Colloque “Désirs et Délices”
Université de Dijon. Décembre 2012
Le colloque Désirs et délices, qui se tiendra à l’Université de Bourgogne les 13 et 14 décembre 2012, fait suite aux deux colloques organisés à Dijon, en 2004 et 2006, dont les Actes sont parus aux éditions du Murmure, respectivement en 2005 et 2008, sous les titres: Le Supplice oriental dans les arts et la littérature (dir. par Muriel Détrié et Antonio Dominguez Leiva), et Délicieux supplices: érotisme et cruauté en Occident (dir. par Sébastien Hubier et Antonio Dominguez Leiva).
Ce troisième volet, organisé par Béatrice Jongy (Université de Bourgogne), Sébastien Hubier (Université de Reims) et Antonio Dominguez Leiva (UQAM/Canada), fera également l’objet d’une publication aux éditions du Murmure.

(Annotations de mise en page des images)
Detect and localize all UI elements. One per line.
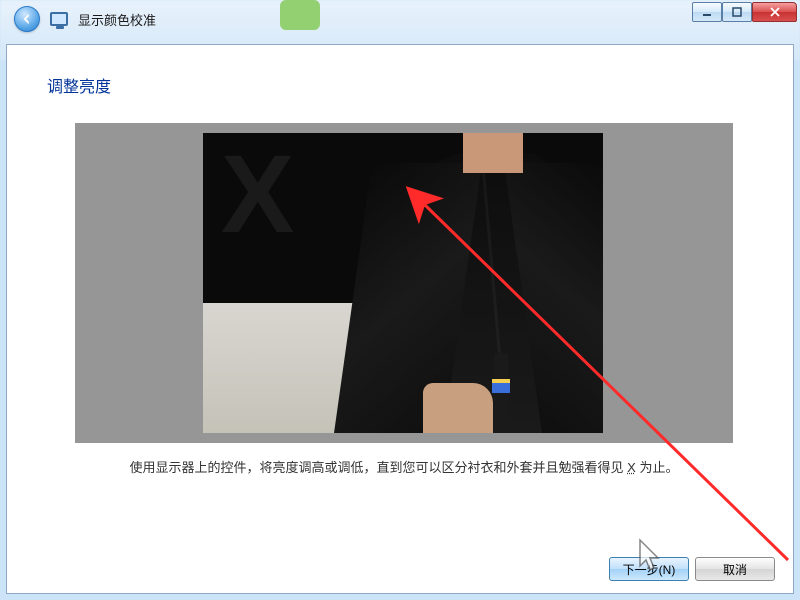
wizard-header: 显示颜色校准 — [0, 0, 800, 38]
cancel-button[interactable]: 取消 — [695, 557, 775, 581]
calibration-image-frame: X — [75, 123, 733, 443]
monitor-icon — [50, 12, 68, 26]
maximize-button[interactable] — [722, 2, 752, 22]
close-button[interactable] — [752, 2, 797, 22]
calibration-x-mark: X — [221, 151, 294, 239]
window-controls — [692, 2, 797, 22]
next-button[interactable]: 下一步(N) — [609, 557, 689, 581]
page-title: 调整亮度 — [7, 45, 793, 97]
wizard-content: 调整亮度 X 使用显示器上的控件，将亮度调高或调低，直到您可以区分衬衣和外套并且… — [6, 44, 794, 594]
arrow-left-icon — [20, 12, 34, 26]
back-button[interactable] — [14, 6, 40, 32]
header-title: 显示颜色校准 — [78, 10, 156, 29]
wizard-footer: 下一步(N) 取消 — [609, 557, 775, 581]
instruction-text: 使用显示器上的控件，将亮度调高或调低，直到您可以区分衬衣和外套并且勉强看得见 X… — [75, 457, 733, 476]
minimize-button[interactable] — [692, 2, 722, 22]
calibration-image: X — [203, 133, 603, 433]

Liste des consignes:
1 - Répondez aux questions suivantes sur l'annonce du colloque.
(a) À quelles dates le colloque Désirs et délices doit-il se tenir ?
(b) En quelles années les deux colloques précédents ont-ils été organisés à Dijon ?
(c) Chez quel éditeur ce troisième volet doit-il être publié ?
2 - Recopiez mot pour mot l'annonce du colloque, en commençant par « Université de Dijon. » et en poursuivant jusqu'à « Antonio Dominguez Leiva). ».
3 - Reprenez la rédaction de l'annonce du colloque Désirs et délices à la suite de sa dernière phrase.

Résultats de l'exercice:
1 -
(a) Les 13 et 14 décembre 2012.
(b) En 2004 et en 2006.
(c) Aux éditions du Murmure.

2 -
Université de Dijon. Décembre 2012
Le colloque Désirs et délices, qui se tiendra à l’Université de Bourgogne les 13 et 14 décembre 2012, fait suite aux deux colloques organisés à Dijon, en 2004 et 2006, dont les Actes sont parus aux éditions du Murmure, respectivement en 2005 et 2008, sous les titres: Le Supplice oriental dans les arts et la littérature (dir. par Muriel Détrié et Antonio Dominguez Leiva), et Délicieux supplices: érotisme et cruauté en Occident (dir. par Sébastien Hubier et Antonio Dominguez Leiva).

3 -
Axe 1: L’automédialité érotique
L’automédialité désigne la construction du sujet à la fois dans l’écrit, l’image et les nouveaux médias (B. Jongy, L’Automédialité contemporaine, Revue d’Etudes culturelles n° 4, Dijon, Abell, 2008). Pour, quel terreau plus fertile pour la mise en scène, la figuration de soi comme personnage, que le fantasme sexuel? Celui-ci questionne en effet l’identité, le genre, et les métamorphoses du temps. La scène érotique, libérant l’infini des possibles, permet l’élaboration d’un moi fantasmatique et protéiforme…
On sera amené à s’interroger sur le rôle du lecteur/spectateur de cette invention de soi, comme le font Frédérique Toudoire-Surlapierre à propos de Doubrovsky («Autocritique. Hétérosexualité», in Régine Battiston et Philippe Weigel dir., Autour de Serge Doubrovsky, Horizons, 2010) ou Sébastien Hubier dans ses travaux sur l’intimité érotique.
On abordera les différents médias (littérature, peinture, photographie, film, séries télévisées, bande dessinée, vidéos, installations), sans oublier les formes autobiographiques nouvelles engendrées par l’usage d’internet (webcams, photographies numériques, blogues).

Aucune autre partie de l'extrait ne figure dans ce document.